* [Raw data]
<<<<

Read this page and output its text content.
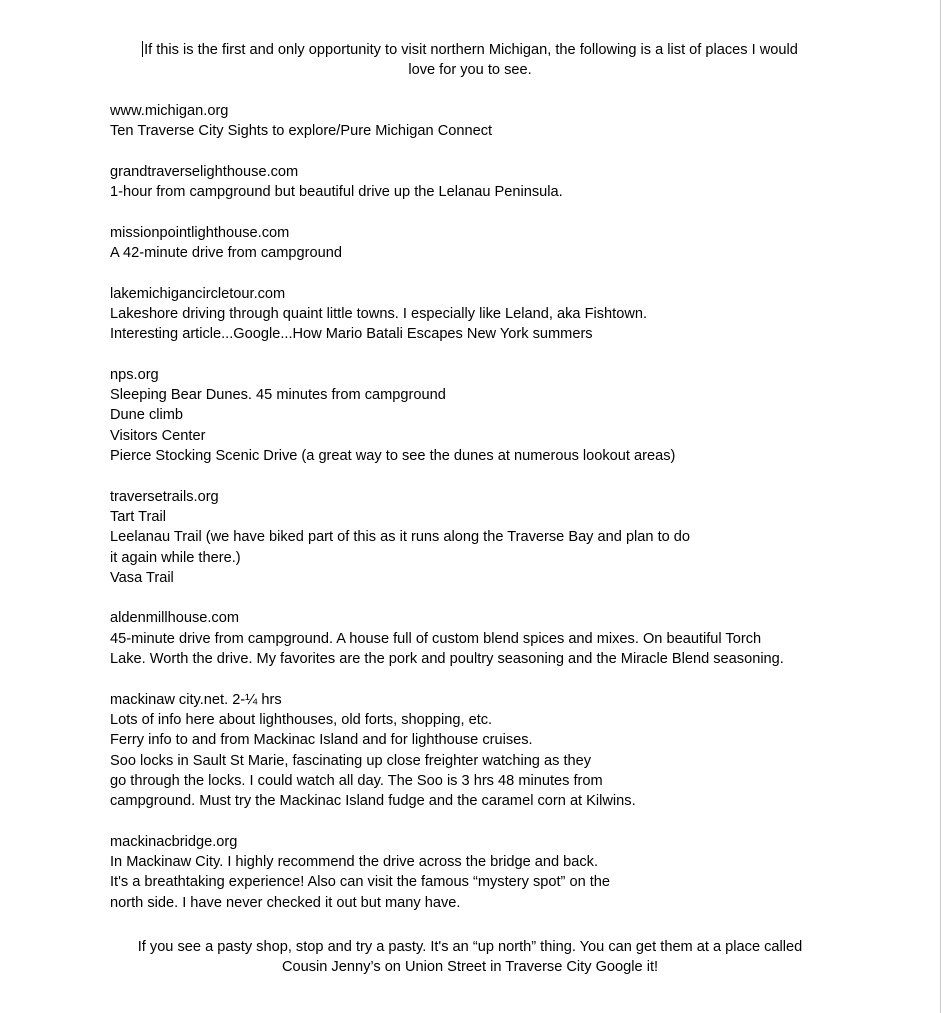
If this is the first and only opportunity to visit northern Michigan, the following is a list of places I would
love for you to see.
www.michigan.org
Ten Traverse City Sights to explore/Pure Michigan Connect
grandtraverselighthouse.com
1-hour from campground but beautiful drive up the Lelanau Peninsula.
missionpointlighthouse.com
A 42-minute drive from campground
lakemichigancircletour.com
Lakeshore driving through quaint little towns. I especially like Leland, aka Fishtown.
Interesting article...Google...How Mario Batali Escapes New York summers
nps.org
Sleeping Bear Dunes. 45 minutes from campground
Dune climb
Visitors Center
Pierce Stocking Scenic Drive (a great way to see the dunes at numerous lookout areas)
traversetrails.org
Tart Trail
Leelanau Trail (we have biked part of this as it runs along the Traverse Bay and plan to do
it again while there.)
Vasa Trail
aldenmillhouse.com
45-minute drive from campground. A house full of custom blend spices and mixes. On beautiful Torch
Lake. Worth the drive. My favorites are the pork and poultry seasoning and the Miracle Blend seasoning.
mackinaw city.net. 2-¼ hrs
Lots of info here about lighthouses, old forts, shopping, etc.
Ferry info to and from Mackinac Island and for lighthouse cruises.
Soo locks in Sault St Marie, fascinating up close freighter watching as they
go through the locks. I could watch all day. The Soo is 3 hrs 48 minutes from
campground. Must try the Mackinac Island fudge and the caramel corn at Kilwins.
mackinacbridge.org
In Mackinaw City. I highly recommend the drive across the bridge and back.
It's a breathtaking experience! Also can visit the famous “mystery spot” on the
north side. I have never checked it out but many have.
If you see a pasty shop, stop and try a pasty. It's an “up north” thing. You can get them at a place called
Cousin Jenny’s on Union Street in Traverse City Google it!
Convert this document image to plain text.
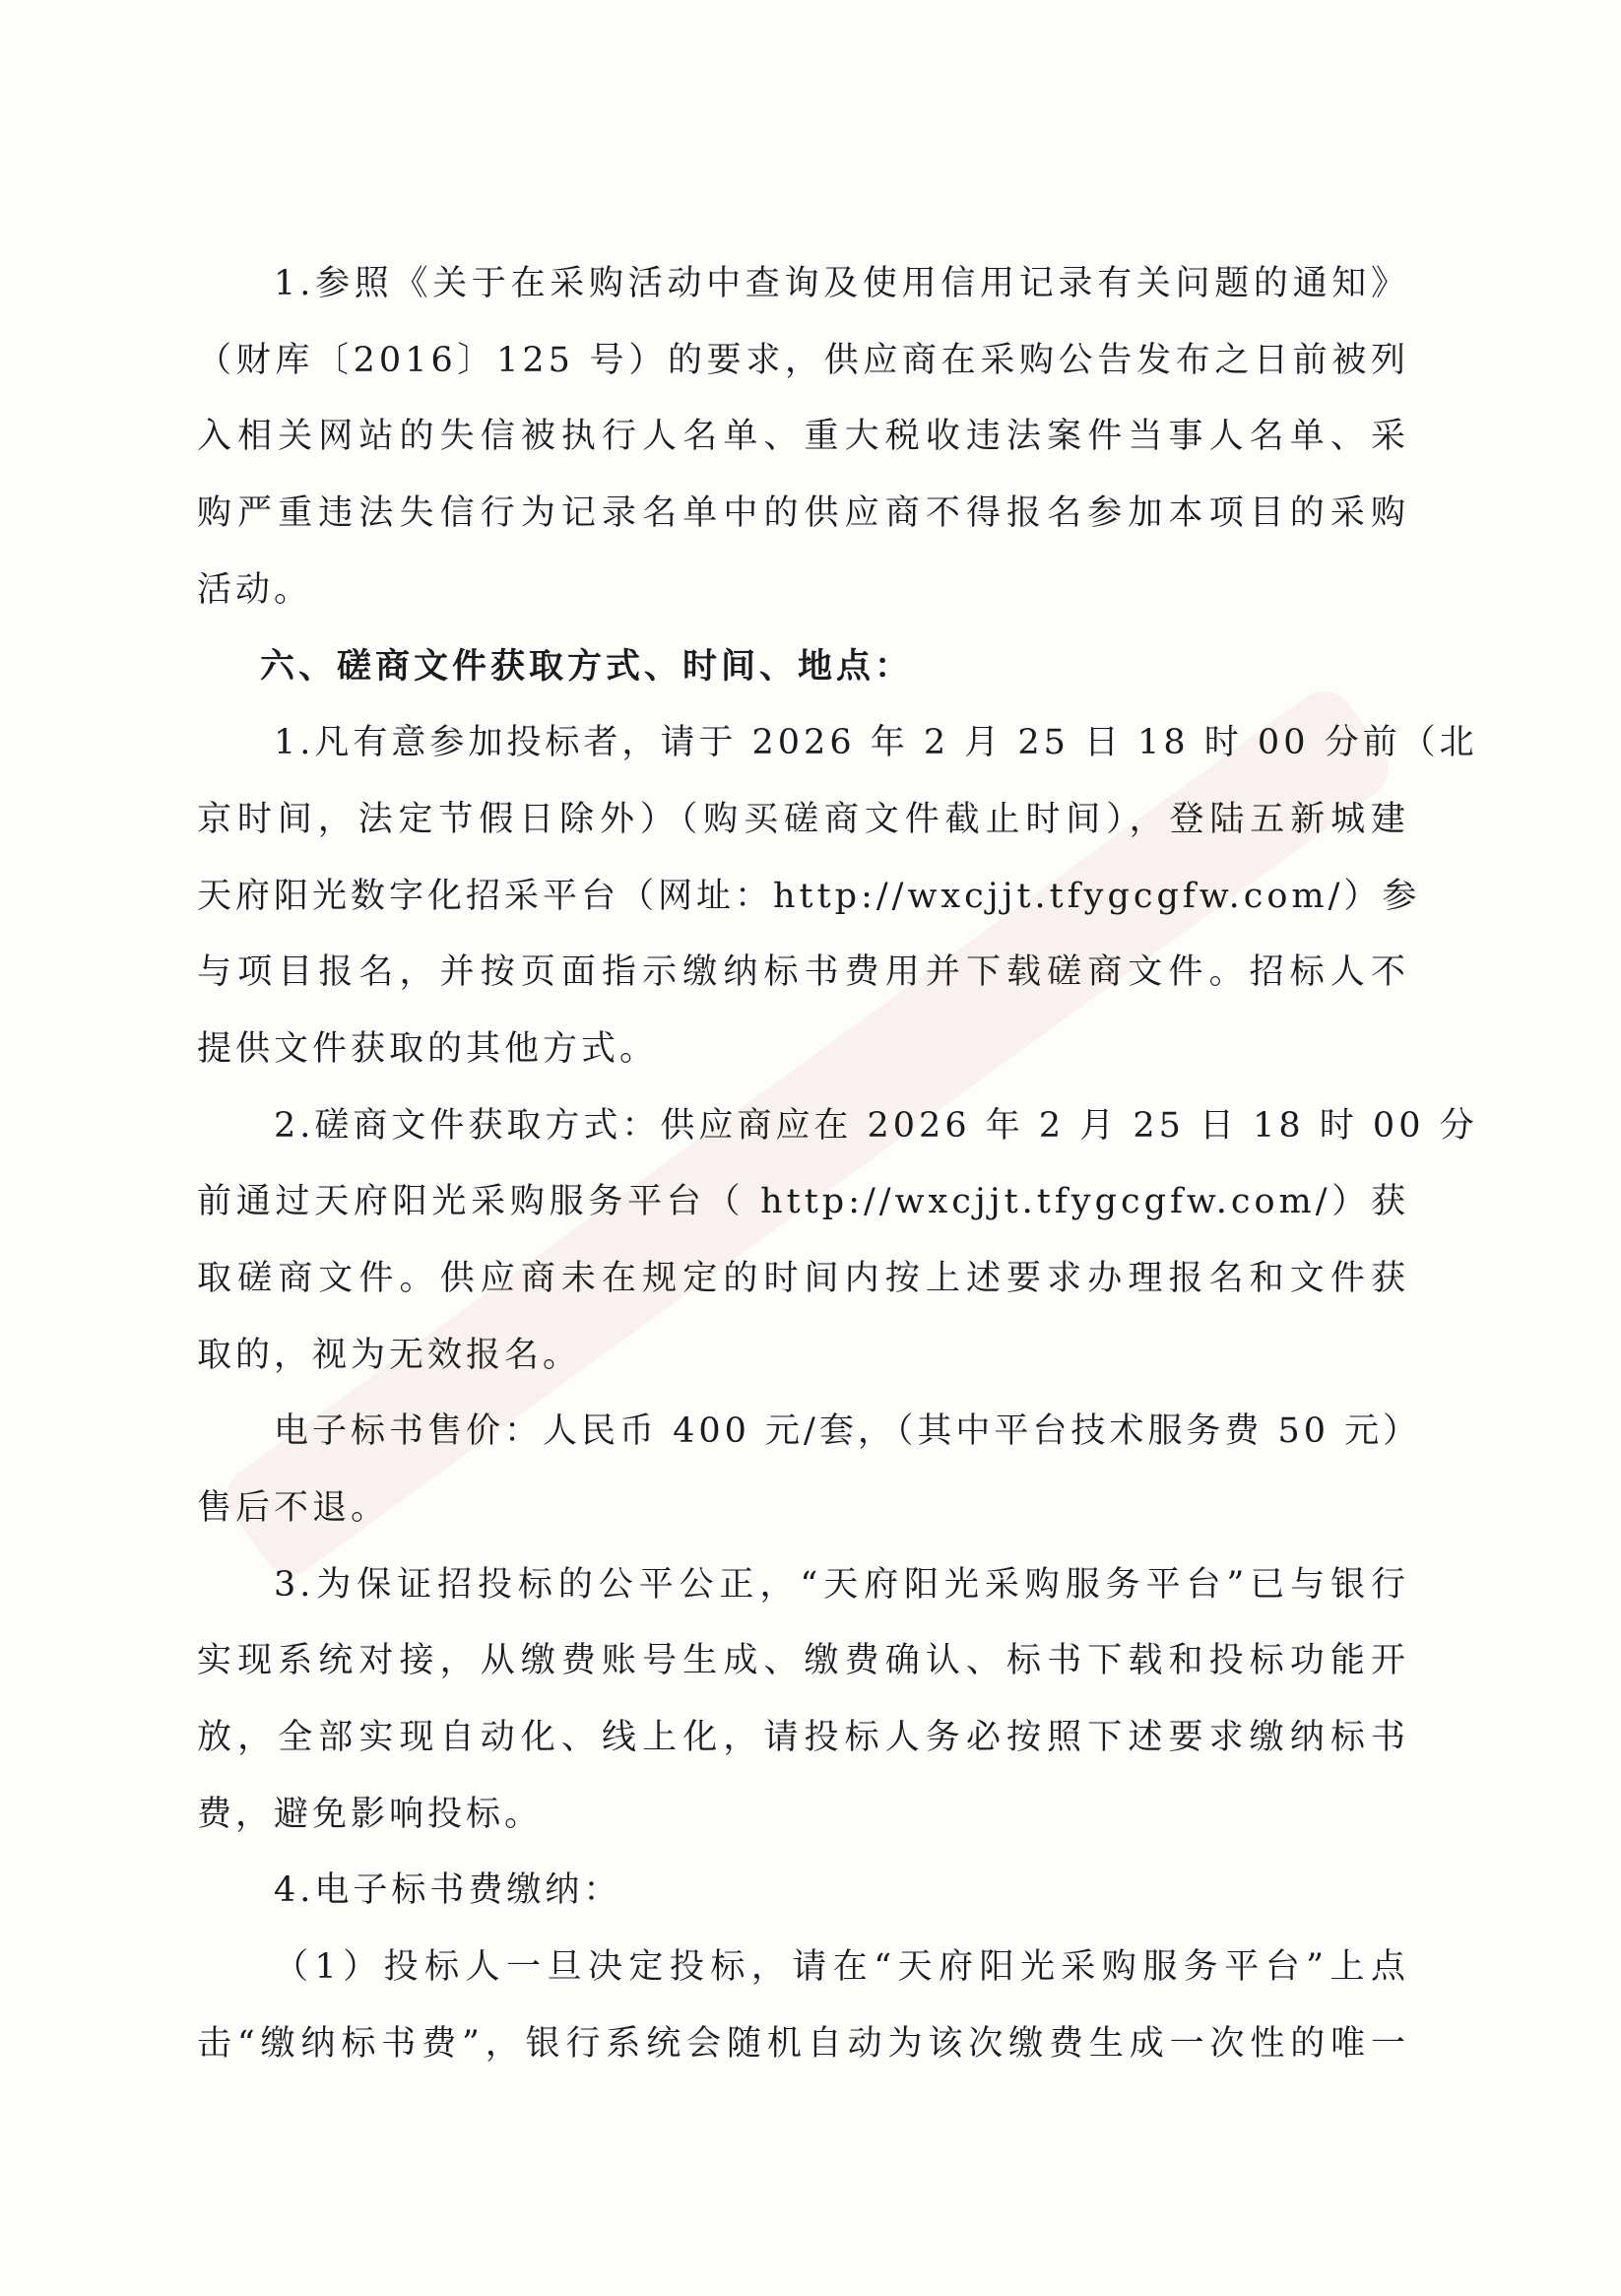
1.参照《关于在采购活动中查询及使用信用记录有关问题的通知》
（财库〔2016〕125 号）的要求，供应商在采购公告发布之日前被列
入相关网站的失信被执行人名单、重大税收违法案件当事人名单、采
购严重违法失信行为记录名单中的供应商不得报名参加本项目的采购
活动。
六、磋商文件获取方式、时间、地点：
1.凡有意参加投标者，请于 2026 年 2 月 25 日 18 时 00 分前（北
京时间，法定节假日除外）（购买磋商文件截止时间），登陆五新城建
天府阳光数字化招采平台（网址：http://wxcjjt.tfygcgfw.com/）参
与项目报名，并按页面指示缴纳标书费用并下载磋商文件。招标人不
提供文件获取的其他方式。
2.磋商文件获取方式：供应商应在 2026 年 2 月 25 日 18 时 00 分
前通过天府阳光采购服务平台（ http://wxcjjt.tfygcgfw.com/）获
取磋商文件。供应商未在规定的时间内按上述要求办理报名和文件获
取的，视为无效报名。
电子标书售价：人民币 400 元/套，（其中平台技术服务费 50 元）
售后不退。
3.为保证招投标的公平公正，“天府阳光采购服务平台”已与银行
实现系统对接，从缴费账号生成、缴费确认、标书下载和投标功能开
放，全部实现自动化、线上化，请投标人务必按照下述要求缴纳标书
费，避免影响投标。
4.电子标书费缴纳：
（1）投标人一旦决定投标，请在“天府阳光采购服务平台”上点
击“缴纳标书费”，银行系统会随机自动为该次缴费生成一次性的唯一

>>>>

* [Requirement] Omit every image. Quote each record exactly.

* [Answer for this exercise]
Read this page and output its text content.
If this is the first and only opportunity to visit northern Michigan, the following is a list of places I would
love for you to see.
www.michigan.org
Ten Traverse City Sights to explore/Pure Michigan Connect
grandtraverselighthouse.com
1-hour from campground but beautiful drive up the Lelanau Peninsula.
missionpointlighthouse.com
A 42-minute drive from campground
lakemichigancircletour.com
Lakeshore driving through quaint little towns. I especially like Leland, aka Fishtown.
Interesting article...Google...How Mario Batali Escapes New York summers
nps.org
Sleeping Bear Dunes. 45 minutes from campground
Dune climb
Visitors Center
Pierce Stocking Scenic Drive (a great way to see the dunes at numerous lookout areas)
traversetrails.org
Tart Trail
Leelanau Trail (we have biked part of this as it runs along the Traverse Bay and plan to do
it again while there.)
Vasa Trail
aldenmillhouse.com
45-minute drive from campground. A house full of custom blend spices and mixes. On beautiful Torch
Lake. Worth the drive. My favorites are the pork and poultry seasoning and the Miracle Blend seasoning.
mackinaw city.net. 2-¼ hrs
Lots of info here about lighthouses, old forts, shopping, etc.
Ferry info to and from Mackinac Island and for lighthouse cruises.
Soo locks in Sault St Marie, fascinating up close freighter watching as they
go through the locks. I could watch all day. The Soo is 3 hrs 48 minutes from
campground. Must try the Mackinac Island fudge and the caramel corn at Kilwins.
mackinacbridge.org
In Mackinaw City. I highly recommend the drive across the bridge and back.
It's a breathtaking experience! Also can visit the famous “mystery spot” on the
north side. I have never checked it out but many have.
If you see a pasty shop, stop and try a pasty. It's an “up north” thing. You can get them at a place called
Cousin Jenny’s on Union Street in Traverse City Google it!
Convert this document image to plain text.
1.参照《关于在采购活动中查询及使用信用记录有关问题的通知》
（财库〔2016〕125 号）的要求，供应商在采购公告发布之日前被列
入相关网站的失信被执行人名单、重大税收违法案件当事人名单、采
购严重违法失信行为记录名单中的供应商不得报名参加本项目的采购
活动。
六、磋商文件获取方式、时间、地点：
1.凡有意参加投标者，请于 2026 年 2 月 25 日 18 时 00 分前（北
京时间，法定节假日除外）（购买磋商文件截止时间），登陆五新城建
天府阳光数字化招采平台（网址：http://wxcjjt.tfygcgfw.com/）参
与项目报名，并按页面指示缴纳标书费用并下载磋商文件。招标人不
提供文件获取的其他方式。
2.磋商文件获取方式：供应商应在 2026 年 2 月 25 日 18 时 00 分
前通过天府阳光采购服务平台（ http://wxcjjt.tfygcgfw.com/）获
取磋商文件。供应商未在规定的时间内按上述要求办理报名和文件获
取的，视为无效报名。
电子标书售价：人民币 400 元/套，（其中平台技术服务费 50 元）
售后不退。
3.为保证招投标的公平公正，“天府阳光采购服务平台”已与银行
实现系统对接，从缴费账号生成、缴费确认、标书下载和投标功能开
放，全部实现自动化、线上化，请投标人务必按照下述要求缴纳标书
费，避免影响投标。
4.电子标书费缴纳：
（1）投标人一旦决定投标，请在“天府阳光采购服务平台”上点
击“缴纳标书费”，银行系统会随机自动为该次缴费生成一次性的唯一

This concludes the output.